## STATED GOAL
Exactly reproduce the lines from the one containing "Read this page and output its text content." through the last line of the data, both ends included, leaving out pictures.

________________________________________

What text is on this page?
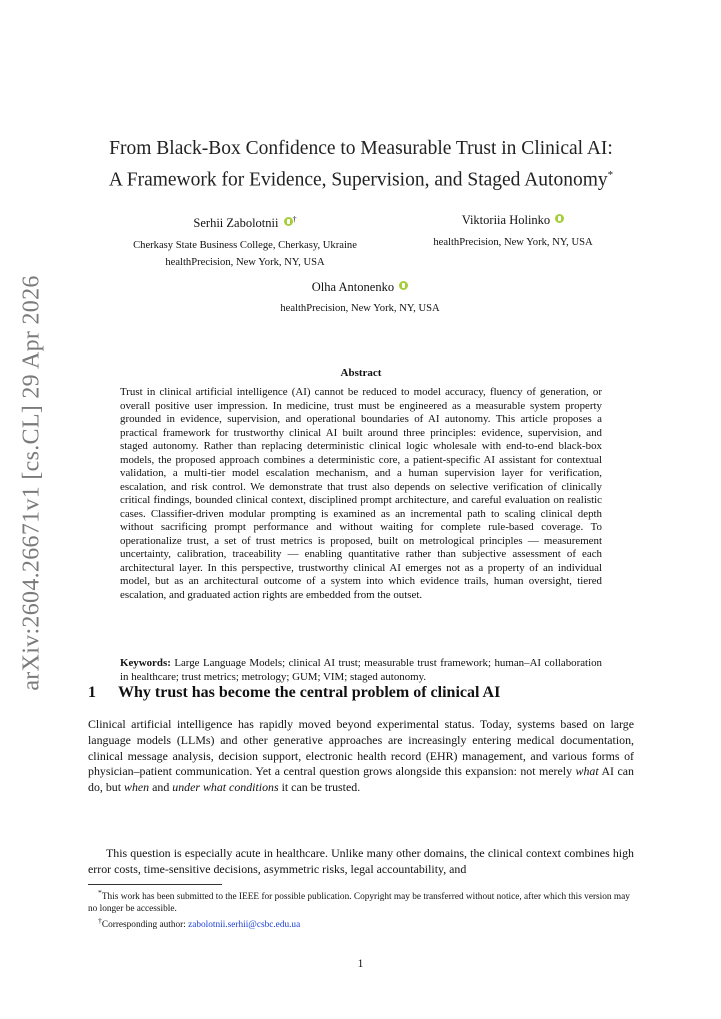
arXiv:2604.26671v1 [cs.CL] 29 Apr 2026
From Black-Box Confidence to Measurable Trust in Clinical AI:
A Framework for Evidence, Supervision, and Staged Autonomy*
Serhii Zabolotnii †
Cherkasy State Business College, Cherkasy, Ukraine
healthPrecision, New York, NY, USA
Viktoriia Holinko
healthPrecision, New York, NY, USA
Olha Antonenko
healthPrecision, New York, NY, USA
Abstract
Trust in clinical artificial intelligence (AI) cannot be reduced to model accuracy, fluency of generation, or overall positive user impression. In medicine, trust must be engineered as a measurable system property grounded in evidence, supervision, and operational boundaries of AI autonomy. This article proposes a practical framework for trustworthy clinical AI built around three principles: evidence, supervision, and staged autonomy. Rather than replacing deterministic clinical logic wholesale with end-to-end black-box models, the proposed approach combines a deterministic core, a patient-specific AI assistant for contextual validation, a multi-tier model escalation mechanism, and a human supervision layer for verification, escalation, and risk control. We demonstrate that trust also depends on selective verification of clinically critical findings, bounded clinical context, disciplined prompt architecture, and careful evaluation on realistic cases. Classifier-driven modular prompting is examined as an incremental path to scaling clinical depth without sacrificing prompt performance and without waiting for complete rule-based coverage. To operationalize trust, a set of trust metrics is proposed, built on metrological principles — measurement uncertainty, calibration, traceability — enabling quantitative rather than subjective assessment of each architectural layer. In this perspective, trustworthy clinical AI emerges not as a property of an individual model, but as an architectural outcome of a system into which evidence trails, human oversight, tiered escalation, and graduated action rights are embedded from the outset.
Keywords: Large Language Models; clinical AI trust; measurable trust framework; human–AI collaboration in healthcare; trust metrics; metrology; GUM; VIM; staged autonomy.
1 Why trust has become the central problem of clinical AI
Clinical artificial intelligence has rapidly moved beyond experimental status. Today, systems based on large language models (LLMs) and other generative approaches are increasingly entering medical documentation, clinical message analysis, decision support, electronic health record (EHR) management, and various forms of physician–patient communication. Yet a central question grows alongside this expansion: not merely what AI can do, but when and under what conditions it can be trusted.
This question is especially acute in healthcare. Unlike many other domains, the clinical context combines high error costs, time-sensitive decisions, asymmetric risks, legal accountability, and
*This work has been submitted to the IEEE for possible publication. Copyright may be transferred without notice, after which this version may no longer be accessible.
†Corresponding author: zabolotnii.serhii@csbc.edu.ua
1
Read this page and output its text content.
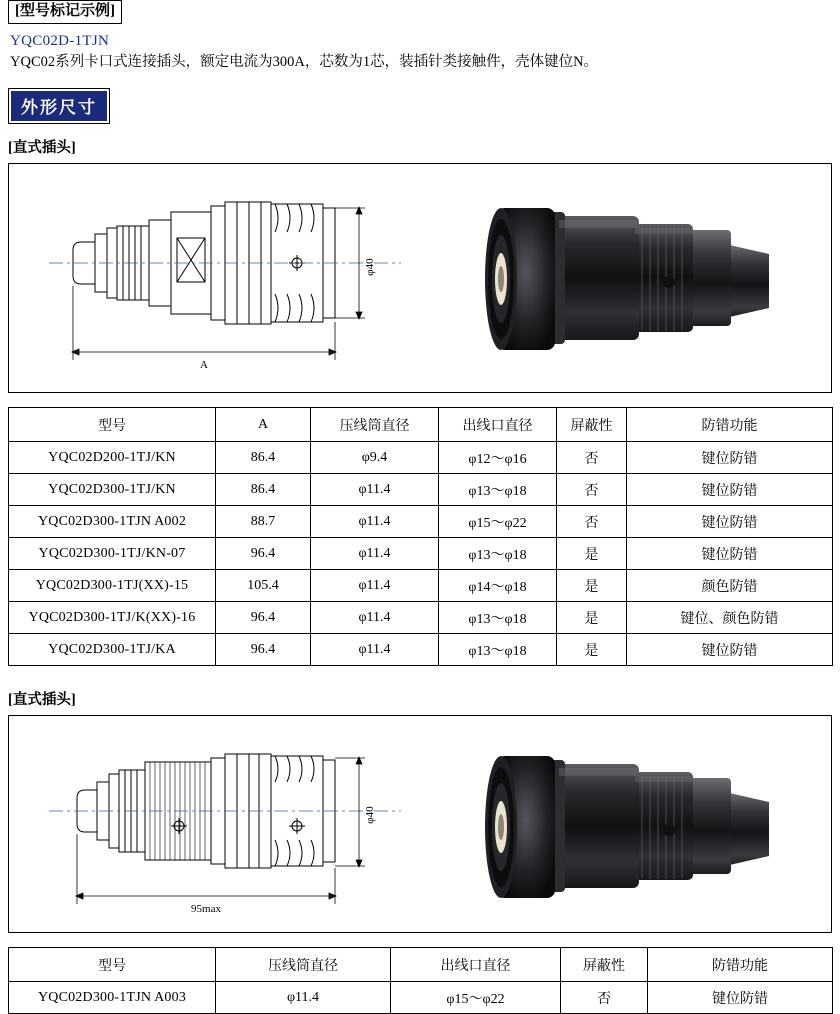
[型号标记示例]
YQC02D-1TJN
YQC02系列卡口式连接插头，额定电流为300A，芯数为1芯，装插针类接触件，壳体键位N。
外形尺寸
[直式插头]
φ40
A
型号	A	压线筒直径	出线口直径	屏蔽性	防错功能
YQC02D200-1TJ/KN	86.4	φ9.4	φ12～φ16	否	键位防错
YQC02D300-1TJ/KN	86.4	φ11.4	φ13～φ18	否	键位防错
YQC02D300-1TJN A002	88.7	φ11.4	φ15～φ22	否	键位防错
YQC02D300-1TJ/KN-07	96.4	φ11.4	φ13～φ18	是	键位防错
YQC02D300-1TJ(XX)-15	105.4	φ11.4	φ14～φ18	是	颜色防错
YQC02D300-1TJ/K(XX)-16	96.4	φ11.4	φ13～φ18	是	键位、颜色防错
YQC02D300-1TJ/KA	96.4	φ11.4	φ13～φ18	是	键位防错
[直式插头]
φ40
95max
型号	压线筒直径	出线口直径	屏蔽性	防错功能
YQC02D300-1TJN A003	φ11.4	φ15～φ22	否	键位防错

________________________________________

## THE ANSWER
Read this page and output its text content.
[型号标记示例]
YQC02D-1TJN
YQC02系列卡口式连接插头，额定电流为300A，芯数为1芯，装插针类接触件，壳体键位N。
外形尺寸
[直式插头]
φ40
A
型号	A	压线筒直径	出线口直径	屏蔽性	防错功能
YQC02D200-1TJ/KN	86.4	φ9.4	φ12～φ16	否	键位防错
YQC02D300-1TJ/KN	86.4	φ11.4	φ13～φ18	否	键位防错
YQC02D300-1TJN A002	88.7	φ11.4	φ15～φ22	否	键位防错
YQC02D300-1TJ/KN-07	96.4	φ11.4	φ13～φ18	是	键位防错
YQC02D300-1TJ(XX)-15	105.4	φ11.4	φ14～φ18	是	颜色防错
YQC02D300-1TJ/K(XX)-16	96.4	φ11.4	φ13～φ18	是	键位、颜色防错
YQC02D300-1TJ/KA	96.4	φ11.4	φ13～φ18	是	键位防错
[直式插头]
φ40
95max
型号	压线筒直径	出线口直径	屏蔽性	防错功能
YQC02D300-1TJN A003	φ11.4	φ15～φ22	否	键位防错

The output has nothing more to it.